### What you need to do:
Find the line containing "Read out every word on this page.". Return it and every line after it, unchanged, up to and including the last line.

### Data section:
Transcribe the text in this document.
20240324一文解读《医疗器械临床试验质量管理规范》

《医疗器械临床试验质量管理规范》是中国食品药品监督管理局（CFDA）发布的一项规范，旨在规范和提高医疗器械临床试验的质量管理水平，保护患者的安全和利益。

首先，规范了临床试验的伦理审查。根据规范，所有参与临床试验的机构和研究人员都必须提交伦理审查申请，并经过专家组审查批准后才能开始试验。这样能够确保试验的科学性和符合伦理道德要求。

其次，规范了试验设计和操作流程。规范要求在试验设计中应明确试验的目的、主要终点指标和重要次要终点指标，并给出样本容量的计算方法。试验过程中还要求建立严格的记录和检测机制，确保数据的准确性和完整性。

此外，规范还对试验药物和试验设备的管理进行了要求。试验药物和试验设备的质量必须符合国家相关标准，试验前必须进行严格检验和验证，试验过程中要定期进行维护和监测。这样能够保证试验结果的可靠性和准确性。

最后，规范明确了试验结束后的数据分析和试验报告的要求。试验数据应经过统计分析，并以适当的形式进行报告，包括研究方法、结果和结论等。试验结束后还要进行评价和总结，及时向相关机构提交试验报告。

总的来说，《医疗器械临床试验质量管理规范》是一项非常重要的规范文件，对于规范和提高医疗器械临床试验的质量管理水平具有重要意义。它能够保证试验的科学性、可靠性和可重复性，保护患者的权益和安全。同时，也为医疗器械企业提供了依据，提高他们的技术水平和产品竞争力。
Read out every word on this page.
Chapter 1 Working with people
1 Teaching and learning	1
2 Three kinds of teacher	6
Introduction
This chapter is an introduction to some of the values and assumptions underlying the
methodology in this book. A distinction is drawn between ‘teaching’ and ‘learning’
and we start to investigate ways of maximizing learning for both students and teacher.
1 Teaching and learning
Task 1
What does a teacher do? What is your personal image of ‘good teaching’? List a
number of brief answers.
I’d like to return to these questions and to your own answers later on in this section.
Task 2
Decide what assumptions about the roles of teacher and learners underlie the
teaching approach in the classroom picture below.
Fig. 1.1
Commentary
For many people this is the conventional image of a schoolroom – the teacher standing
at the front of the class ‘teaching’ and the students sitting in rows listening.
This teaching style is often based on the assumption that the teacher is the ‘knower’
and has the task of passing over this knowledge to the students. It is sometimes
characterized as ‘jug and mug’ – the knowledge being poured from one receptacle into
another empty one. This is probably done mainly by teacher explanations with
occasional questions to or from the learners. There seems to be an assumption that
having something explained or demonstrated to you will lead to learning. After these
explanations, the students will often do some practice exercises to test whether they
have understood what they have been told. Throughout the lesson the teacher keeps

### Solution for this task:
Read out every word on this page.
Chapter 1 Working with people
1 Teaching and learning	1
2 Three kinds of teacher	6
Introduction
This chapter is an introduction to some of the values and assumptions underlying the
methodology in this book. A distinction is drawn between ‘teaching’ and ‘learning’
and we start to investigate ways of maximizing learning for both students and teacher.
1 Teaching and learning
Task 1
What does a teacher do? What is your personal image of ‘good teaching’? List a
number of brief answers.
I’d like to return to these questions and to your own answers later on in this section.
Task 2
Decide what assumptions about the roles of teacher and learners underlie the
teaching approach in the classroom picture below.
Fig. 1.1
Commentary
For many people this is the conventional image of a schoolroom – the teacher standing
at the front of the class ‘teaching’ and the students sitting in rows listening.
This teaching style is often based on the assumption that the teacher is the ‘knower’
and has the task of passing over this knowledge to the students. It is sometimes
characterized as ‘jug and mug’ – the knowledge being poured from one receptacle into
another empty one. This is probably done mainly by teacher explanations with
occasional questions to or from the learners. There seems to be an assumption that
having something explained or demonstrated to you will lead to learning. After these
explanations, the students will often do some practice exercises to test whether they
have understood what they have been told. Throughout the lesson the teacher keeps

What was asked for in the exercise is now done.